*Study text*.
* * * * *
UPDATED: 27 JUN 2023 11:40 AM EST
Staff at the prison where Jeffrey Epstein was held while awaiting trial on federal sex trafficking charges committed “significant misconduct,” including potentially criminal behavior, creating conditions that allowed him to die by suicide in 2019, according to a report released Tuesday by the Justice Department’s Office of the Inspector General.
The report found that staff at the Metropolitan Correctional Center in New York failed to assign Epstein a new cellmate after he had been placed on suicide watch, failed to adequately supervise the Special Housing Unit where Epstein was held prior to his death and neglected to ensure the facility’s security camera system could record video, among other missteps.
“The combination of negligence, misconduct, and outright job performances failures documented in today’s report all contributed to an environment in which arguably one of the most notorious inmates in BOP’s custody was left unmonitored and alone in his cell with an excess of prison linens, thereby providing him with the opportunity to take his own life,” Michael Horowitz, the Justice Department’s inspector general, said in a statement.
* * * * *
[Stored items from a collection]

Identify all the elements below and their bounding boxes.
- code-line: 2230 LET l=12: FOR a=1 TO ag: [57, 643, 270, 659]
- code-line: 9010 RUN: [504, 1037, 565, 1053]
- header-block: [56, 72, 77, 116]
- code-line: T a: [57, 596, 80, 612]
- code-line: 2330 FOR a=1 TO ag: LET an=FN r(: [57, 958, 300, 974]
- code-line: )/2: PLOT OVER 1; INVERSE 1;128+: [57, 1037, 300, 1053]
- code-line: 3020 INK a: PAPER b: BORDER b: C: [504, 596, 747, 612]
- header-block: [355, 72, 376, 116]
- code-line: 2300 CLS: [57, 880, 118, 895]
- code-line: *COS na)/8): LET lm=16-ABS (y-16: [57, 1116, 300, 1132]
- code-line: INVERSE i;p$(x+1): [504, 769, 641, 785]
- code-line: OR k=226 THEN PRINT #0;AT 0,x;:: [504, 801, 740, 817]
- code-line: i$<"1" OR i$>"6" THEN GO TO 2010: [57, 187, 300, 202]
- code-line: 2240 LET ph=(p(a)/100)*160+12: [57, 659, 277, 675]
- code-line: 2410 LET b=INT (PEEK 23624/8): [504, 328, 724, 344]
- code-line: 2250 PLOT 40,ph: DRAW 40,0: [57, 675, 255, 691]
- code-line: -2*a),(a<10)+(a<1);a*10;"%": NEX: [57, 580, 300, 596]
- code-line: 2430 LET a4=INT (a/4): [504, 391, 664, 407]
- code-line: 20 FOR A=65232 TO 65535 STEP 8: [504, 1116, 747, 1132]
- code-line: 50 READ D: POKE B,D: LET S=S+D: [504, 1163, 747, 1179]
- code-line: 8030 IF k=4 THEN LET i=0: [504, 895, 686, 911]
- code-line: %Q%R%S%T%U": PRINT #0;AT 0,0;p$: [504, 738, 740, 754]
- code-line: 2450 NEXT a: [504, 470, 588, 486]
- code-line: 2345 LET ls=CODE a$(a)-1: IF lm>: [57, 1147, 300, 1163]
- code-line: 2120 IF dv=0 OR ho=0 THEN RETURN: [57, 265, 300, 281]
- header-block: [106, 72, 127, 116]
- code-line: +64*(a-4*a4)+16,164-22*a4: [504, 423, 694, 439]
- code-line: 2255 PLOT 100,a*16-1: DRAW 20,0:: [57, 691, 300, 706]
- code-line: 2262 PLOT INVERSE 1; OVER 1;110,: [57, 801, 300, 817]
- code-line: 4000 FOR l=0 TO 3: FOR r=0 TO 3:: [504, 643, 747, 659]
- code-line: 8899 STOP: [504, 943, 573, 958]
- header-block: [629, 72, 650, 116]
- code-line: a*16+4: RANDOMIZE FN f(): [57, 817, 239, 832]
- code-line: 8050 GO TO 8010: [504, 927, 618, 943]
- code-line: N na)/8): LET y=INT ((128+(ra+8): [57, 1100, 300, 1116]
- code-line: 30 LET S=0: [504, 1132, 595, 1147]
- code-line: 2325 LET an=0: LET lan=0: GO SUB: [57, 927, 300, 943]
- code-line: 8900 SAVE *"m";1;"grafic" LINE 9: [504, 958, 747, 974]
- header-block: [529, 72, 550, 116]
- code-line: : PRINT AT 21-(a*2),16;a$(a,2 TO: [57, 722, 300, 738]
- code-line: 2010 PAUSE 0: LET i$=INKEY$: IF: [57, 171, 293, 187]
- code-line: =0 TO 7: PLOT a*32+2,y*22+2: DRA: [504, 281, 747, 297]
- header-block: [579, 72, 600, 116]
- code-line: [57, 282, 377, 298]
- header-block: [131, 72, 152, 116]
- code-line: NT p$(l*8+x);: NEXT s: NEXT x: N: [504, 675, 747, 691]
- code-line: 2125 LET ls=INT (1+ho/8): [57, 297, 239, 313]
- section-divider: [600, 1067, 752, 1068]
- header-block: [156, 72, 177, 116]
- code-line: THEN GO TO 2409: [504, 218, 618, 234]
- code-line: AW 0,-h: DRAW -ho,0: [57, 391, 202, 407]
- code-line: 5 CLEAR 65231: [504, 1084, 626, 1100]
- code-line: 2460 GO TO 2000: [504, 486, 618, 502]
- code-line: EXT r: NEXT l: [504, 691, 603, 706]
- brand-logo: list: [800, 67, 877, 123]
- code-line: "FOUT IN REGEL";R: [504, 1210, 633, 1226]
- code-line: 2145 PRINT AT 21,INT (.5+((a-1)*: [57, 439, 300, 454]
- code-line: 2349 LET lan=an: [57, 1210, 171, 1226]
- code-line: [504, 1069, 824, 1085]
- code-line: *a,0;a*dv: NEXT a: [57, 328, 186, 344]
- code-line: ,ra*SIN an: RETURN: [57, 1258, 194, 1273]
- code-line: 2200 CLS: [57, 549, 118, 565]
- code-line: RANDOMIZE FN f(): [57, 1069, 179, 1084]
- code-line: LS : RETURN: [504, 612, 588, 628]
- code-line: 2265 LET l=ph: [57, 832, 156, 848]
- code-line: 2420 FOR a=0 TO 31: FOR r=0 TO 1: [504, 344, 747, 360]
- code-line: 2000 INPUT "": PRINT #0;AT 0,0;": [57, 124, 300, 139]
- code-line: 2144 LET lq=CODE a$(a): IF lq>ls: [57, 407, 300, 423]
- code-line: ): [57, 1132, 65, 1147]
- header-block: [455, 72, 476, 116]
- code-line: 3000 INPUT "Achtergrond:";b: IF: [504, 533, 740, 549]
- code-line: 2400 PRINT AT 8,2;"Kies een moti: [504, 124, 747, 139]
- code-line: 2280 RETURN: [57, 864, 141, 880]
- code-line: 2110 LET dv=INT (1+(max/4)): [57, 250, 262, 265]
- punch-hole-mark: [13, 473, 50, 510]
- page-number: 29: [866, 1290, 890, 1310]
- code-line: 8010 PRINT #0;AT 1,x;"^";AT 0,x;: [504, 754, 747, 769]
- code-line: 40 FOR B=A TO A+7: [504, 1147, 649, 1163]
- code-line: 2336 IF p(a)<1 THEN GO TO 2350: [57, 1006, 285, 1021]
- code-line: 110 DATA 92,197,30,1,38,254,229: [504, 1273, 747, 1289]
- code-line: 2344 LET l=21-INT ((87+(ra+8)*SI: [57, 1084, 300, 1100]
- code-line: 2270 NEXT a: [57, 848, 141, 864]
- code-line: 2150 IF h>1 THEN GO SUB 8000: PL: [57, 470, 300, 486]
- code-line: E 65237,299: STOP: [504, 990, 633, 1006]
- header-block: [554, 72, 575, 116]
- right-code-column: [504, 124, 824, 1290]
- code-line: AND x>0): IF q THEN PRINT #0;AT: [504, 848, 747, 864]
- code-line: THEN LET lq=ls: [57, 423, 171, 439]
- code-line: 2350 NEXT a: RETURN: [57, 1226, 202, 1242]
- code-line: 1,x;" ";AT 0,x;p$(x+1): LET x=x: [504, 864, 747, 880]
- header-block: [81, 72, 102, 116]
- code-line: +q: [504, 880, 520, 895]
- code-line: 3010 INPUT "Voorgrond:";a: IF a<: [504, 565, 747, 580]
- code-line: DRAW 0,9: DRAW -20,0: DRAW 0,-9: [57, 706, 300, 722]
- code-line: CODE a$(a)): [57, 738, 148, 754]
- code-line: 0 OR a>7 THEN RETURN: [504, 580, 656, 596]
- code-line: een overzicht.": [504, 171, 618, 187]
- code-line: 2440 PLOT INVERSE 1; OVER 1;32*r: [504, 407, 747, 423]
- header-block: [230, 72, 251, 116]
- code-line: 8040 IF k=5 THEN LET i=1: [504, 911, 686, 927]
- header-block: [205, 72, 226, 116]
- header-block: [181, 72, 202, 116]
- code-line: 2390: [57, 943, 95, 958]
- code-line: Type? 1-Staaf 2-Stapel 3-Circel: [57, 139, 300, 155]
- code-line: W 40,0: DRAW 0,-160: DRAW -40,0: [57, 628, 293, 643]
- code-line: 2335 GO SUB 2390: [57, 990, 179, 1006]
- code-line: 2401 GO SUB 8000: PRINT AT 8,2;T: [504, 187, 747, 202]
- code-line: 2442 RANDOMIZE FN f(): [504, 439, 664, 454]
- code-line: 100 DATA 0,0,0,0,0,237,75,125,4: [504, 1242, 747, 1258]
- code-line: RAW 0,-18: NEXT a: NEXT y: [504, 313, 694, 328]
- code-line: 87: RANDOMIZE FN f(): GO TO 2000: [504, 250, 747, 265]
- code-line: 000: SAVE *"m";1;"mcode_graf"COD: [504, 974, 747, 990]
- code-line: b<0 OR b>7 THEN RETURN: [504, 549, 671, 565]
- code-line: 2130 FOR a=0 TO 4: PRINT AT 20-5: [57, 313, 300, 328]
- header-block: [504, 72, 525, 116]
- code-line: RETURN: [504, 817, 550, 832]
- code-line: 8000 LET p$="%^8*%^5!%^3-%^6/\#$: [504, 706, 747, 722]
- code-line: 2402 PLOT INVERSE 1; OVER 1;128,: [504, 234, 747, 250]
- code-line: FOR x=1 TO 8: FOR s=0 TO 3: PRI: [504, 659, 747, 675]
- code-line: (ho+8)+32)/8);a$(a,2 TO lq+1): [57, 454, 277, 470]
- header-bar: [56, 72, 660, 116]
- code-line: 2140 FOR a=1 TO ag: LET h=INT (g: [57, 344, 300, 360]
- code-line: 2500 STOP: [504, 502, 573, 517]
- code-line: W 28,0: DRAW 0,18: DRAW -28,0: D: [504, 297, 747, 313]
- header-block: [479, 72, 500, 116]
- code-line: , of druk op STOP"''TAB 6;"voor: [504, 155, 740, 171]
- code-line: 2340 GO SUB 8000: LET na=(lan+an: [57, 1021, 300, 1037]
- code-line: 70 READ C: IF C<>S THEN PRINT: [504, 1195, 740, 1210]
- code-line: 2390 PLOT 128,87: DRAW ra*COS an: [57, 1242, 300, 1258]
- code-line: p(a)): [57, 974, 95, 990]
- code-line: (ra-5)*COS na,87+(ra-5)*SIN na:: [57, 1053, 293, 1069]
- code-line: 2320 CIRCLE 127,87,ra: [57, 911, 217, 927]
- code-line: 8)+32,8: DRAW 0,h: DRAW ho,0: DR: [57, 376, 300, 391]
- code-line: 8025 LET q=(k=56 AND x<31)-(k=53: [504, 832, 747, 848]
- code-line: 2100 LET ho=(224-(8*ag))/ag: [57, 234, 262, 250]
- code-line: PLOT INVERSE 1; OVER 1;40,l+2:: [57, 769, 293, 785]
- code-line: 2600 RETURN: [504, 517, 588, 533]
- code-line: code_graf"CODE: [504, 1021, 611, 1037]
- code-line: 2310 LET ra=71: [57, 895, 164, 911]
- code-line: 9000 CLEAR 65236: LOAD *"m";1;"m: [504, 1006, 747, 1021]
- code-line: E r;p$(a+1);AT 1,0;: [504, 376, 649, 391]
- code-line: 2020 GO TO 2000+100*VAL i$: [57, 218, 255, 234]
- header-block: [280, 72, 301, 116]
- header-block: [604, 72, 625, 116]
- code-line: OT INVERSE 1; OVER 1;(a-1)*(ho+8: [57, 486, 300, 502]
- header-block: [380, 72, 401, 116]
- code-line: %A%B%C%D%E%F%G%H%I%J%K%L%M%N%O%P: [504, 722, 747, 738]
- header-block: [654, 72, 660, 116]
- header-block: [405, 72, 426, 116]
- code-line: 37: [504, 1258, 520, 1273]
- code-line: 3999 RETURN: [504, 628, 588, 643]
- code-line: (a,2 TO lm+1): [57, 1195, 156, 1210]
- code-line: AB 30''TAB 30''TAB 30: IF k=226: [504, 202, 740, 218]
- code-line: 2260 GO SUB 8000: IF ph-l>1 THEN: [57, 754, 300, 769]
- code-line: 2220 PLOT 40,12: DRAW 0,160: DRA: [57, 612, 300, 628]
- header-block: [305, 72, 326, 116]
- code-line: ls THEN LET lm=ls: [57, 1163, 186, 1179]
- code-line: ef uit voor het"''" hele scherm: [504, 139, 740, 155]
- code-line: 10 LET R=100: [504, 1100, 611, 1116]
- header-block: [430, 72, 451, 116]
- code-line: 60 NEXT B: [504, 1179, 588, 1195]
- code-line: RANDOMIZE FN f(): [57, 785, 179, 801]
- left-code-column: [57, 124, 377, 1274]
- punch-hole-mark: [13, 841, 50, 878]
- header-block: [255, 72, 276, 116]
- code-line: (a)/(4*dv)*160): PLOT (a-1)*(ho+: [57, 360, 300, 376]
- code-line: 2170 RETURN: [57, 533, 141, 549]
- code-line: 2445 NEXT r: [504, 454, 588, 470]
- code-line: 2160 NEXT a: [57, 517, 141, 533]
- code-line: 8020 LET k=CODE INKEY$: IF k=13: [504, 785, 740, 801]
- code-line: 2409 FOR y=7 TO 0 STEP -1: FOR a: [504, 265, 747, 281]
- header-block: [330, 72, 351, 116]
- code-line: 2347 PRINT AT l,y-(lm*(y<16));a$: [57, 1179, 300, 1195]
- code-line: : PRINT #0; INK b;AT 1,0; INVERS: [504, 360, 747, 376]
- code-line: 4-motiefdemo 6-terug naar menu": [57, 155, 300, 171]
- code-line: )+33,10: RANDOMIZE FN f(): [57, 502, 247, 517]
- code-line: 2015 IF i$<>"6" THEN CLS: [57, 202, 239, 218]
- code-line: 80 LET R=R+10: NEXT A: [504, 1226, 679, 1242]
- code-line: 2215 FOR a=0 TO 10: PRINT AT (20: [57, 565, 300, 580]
* * * * *
*Exercise instructions*.
A. In the Epstein article, at which facility was Epstein held?
B. Copy word for word the part of the Epstein article that begins at the words "UPDATED: 27 JUN" and stops after "among other missteps.".
C. Proceed with the Epstein article, picking up after its last sentence.
The lines have no connection to the Epstein article.

*Answers by item*.
A. The Metropolitan Correctional Center in New York.

B.
UPDATED: 27 JUN 2023 11:40 AM EST
Staff at the prison where Jeffrey Epstein was held while awaiting trial on federal sex trafficking charges committed “significant misconduct,” including potentially criminal behavior, creating conditions that allowed him to die by suicide in 2019, according to a report released Tuesday by the Justice Department’s Office of the Inspector General.
The report found that staff at the Metropolitan Correctional Center in New York failed to assign Epstein a new cellmate after he had been placed on suicide watch, failed to adequately supervise the Special Housing Unit where Epstein was held prior to his death and neglected to ensure the facility’s security camera system could record video, among other missteps.

C.
In addition, the report found that Epstein was permitted special accommodations not afforded to other prisoners, including the ability to make an unmonitored, unrecorded phone call on Aug. 9, the night before he died. After he met with his lawyers that night, Epstein was allowed by prison staff to use an unrecorded phone line that is typically used by inmates to call their attorneys, according to the report. Epstein told a prison staffer that he wanted to call his mother, who died in 2004, and used the phone to call a number with a local 646 area code. A prison staffer told the inspector general that a male answered the phone, and the staffer gave the receiver to Epstein.
The person Epstein called, who isn’t identified by name in the report but is described as female, declined to be interviewed by the inspector general, but her lawyer told the Manhattan U.S. Attorney’s office that she was in the country of Belarus at the time of the call. Her lawyer said Epstein told her “the press had gotten crazy, and they discussed personal things such as books, music and hygiene while incarcerated.”
According to her lawyer, Epstein told her that “he loved her, to be strong, and that he would not be able to call her again for another month,” the report says.
Epstein was also found to have accumulated “excess” linens, and a photograph of his cell included in the report shows piles of orange linens strewn about the floor and on several mattresses. The staffer who found Epstein’s body told the inspector general that Epstein had “an orange string, presumably from a sheet or a shirt, around his neck that was tied to the top portion of the bunkbed.”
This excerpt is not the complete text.